━━ Material for the task

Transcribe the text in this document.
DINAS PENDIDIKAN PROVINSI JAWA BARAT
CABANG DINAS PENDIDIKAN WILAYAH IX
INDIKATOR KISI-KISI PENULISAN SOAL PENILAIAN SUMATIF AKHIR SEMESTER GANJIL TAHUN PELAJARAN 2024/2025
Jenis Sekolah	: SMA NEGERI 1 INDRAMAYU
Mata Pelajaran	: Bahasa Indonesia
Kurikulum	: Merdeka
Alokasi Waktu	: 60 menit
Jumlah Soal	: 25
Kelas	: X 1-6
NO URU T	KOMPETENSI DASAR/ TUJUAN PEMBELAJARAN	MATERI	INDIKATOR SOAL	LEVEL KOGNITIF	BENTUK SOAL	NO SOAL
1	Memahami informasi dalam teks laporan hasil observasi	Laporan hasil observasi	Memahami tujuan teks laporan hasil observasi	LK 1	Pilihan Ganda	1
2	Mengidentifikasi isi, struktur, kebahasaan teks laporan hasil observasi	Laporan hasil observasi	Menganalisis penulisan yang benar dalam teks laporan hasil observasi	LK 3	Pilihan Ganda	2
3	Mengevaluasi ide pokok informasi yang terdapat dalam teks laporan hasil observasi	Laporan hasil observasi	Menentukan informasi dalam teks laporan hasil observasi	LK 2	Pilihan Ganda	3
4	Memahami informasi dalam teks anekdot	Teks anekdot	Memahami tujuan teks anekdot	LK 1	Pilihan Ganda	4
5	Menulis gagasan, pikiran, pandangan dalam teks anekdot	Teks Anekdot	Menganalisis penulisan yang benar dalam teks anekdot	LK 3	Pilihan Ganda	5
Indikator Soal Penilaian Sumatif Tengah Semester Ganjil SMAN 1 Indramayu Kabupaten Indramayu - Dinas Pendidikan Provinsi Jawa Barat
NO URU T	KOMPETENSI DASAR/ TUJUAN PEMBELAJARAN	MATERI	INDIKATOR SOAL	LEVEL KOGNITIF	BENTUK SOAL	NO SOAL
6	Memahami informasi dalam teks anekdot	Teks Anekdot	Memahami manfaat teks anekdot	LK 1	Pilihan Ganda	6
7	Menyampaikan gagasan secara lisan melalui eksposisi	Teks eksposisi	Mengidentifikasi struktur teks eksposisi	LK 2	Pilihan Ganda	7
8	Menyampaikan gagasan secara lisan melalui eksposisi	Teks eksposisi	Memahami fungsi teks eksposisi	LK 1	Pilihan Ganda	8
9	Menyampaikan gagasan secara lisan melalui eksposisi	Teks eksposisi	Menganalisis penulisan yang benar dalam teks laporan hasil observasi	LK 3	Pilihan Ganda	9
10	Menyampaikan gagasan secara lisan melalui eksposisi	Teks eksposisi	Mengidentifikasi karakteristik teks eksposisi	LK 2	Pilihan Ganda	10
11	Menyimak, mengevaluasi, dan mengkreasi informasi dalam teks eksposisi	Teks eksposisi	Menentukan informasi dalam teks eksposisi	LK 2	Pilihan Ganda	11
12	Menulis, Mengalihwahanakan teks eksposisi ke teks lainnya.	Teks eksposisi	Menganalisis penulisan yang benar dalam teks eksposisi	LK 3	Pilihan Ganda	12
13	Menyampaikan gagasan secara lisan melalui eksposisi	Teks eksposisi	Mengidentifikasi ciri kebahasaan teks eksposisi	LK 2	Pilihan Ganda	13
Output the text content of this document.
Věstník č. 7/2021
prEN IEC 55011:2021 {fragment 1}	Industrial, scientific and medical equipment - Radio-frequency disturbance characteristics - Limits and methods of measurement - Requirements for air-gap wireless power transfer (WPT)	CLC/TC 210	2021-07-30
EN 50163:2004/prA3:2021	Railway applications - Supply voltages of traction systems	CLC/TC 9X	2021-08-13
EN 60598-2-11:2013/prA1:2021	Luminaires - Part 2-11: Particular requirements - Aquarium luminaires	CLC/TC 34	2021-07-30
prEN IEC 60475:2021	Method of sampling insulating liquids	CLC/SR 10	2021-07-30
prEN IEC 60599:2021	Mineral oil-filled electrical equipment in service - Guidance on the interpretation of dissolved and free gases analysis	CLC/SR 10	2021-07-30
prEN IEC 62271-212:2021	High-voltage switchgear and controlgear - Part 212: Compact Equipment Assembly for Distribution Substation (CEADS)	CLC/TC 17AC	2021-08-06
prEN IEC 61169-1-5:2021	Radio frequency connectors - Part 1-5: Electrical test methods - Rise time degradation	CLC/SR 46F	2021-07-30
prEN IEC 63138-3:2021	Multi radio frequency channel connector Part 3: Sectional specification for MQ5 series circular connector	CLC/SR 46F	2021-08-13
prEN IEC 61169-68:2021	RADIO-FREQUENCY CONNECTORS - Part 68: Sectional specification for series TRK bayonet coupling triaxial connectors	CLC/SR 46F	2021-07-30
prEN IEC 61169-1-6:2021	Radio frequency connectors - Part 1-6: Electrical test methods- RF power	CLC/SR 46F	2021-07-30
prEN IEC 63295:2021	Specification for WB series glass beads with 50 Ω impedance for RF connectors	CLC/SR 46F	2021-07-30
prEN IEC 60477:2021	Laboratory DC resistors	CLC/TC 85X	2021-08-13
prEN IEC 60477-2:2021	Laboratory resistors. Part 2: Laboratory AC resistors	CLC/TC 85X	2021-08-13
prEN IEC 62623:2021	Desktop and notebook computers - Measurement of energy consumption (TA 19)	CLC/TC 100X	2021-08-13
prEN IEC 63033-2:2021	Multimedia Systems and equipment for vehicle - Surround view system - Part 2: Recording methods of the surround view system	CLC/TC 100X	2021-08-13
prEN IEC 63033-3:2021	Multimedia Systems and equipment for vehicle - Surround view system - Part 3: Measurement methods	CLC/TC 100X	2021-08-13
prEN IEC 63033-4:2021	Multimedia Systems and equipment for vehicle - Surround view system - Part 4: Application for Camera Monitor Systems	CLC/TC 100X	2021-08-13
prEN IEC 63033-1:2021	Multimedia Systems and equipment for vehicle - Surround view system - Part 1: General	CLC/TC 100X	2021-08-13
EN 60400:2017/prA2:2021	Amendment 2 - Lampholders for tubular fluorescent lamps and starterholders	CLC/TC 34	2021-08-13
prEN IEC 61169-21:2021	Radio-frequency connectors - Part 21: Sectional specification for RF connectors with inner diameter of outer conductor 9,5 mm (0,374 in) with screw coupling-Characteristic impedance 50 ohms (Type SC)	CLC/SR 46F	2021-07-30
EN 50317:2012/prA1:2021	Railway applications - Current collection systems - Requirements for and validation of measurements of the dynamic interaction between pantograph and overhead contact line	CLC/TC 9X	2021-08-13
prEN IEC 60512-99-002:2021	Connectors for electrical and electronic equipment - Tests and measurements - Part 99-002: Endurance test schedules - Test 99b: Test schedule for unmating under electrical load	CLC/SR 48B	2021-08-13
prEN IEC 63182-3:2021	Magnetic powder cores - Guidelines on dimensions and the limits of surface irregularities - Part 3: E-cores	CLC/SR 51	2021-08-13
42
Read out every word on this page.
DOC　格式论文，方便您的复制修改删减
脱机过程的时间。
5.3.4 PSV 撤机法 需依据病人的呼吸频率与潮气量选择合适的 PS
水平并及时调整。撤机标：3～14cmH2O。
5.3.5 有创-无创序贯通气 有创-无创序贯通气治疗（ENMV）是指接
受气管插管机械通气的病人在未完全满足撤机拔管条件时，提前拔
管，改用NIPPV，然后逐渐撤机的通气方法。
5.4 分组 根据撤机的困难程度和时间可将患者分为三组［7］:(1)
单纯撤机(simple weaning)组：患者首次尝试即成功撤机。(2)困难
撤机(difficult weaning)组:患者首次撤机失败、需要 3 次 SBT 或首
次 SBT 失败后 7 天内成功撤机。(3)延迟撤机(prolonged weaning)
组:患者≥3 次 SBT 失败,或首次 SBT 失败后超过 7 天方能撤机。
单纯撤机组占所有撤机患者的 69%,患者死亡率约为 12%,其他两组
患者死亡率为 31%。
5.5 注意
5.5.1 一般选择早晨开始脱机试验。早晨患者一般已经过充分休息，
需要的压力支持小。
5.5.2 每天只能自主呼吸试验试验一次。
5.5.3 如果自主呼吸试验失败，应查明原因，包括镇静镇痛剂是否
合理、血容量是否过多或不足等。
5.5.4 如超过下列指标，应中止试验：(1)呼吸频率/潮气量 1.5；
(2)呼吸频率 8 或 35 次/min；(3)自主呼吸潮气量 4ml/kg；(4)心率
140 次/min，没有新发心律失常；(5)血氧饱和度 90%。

━━━━

* **Short exercise**:
Report each line of the material above where the word "power" appears.

* **Expected answer**:
prEN IEC 55011:2021 {fragment 1}	Industrial, scientific and medical equipment - Radio-frequency disturbance characteristics - Limits and methods of measurement - Requirements for air-gap wireless power transfer (WPT)	CLC/TC 210	2021-07-30
prEN IEC 61169-1-6:2021	Radio frequency connectors - Part 1-6: Electrical test methods- RF power	CLC/SR 46F	2021-07-30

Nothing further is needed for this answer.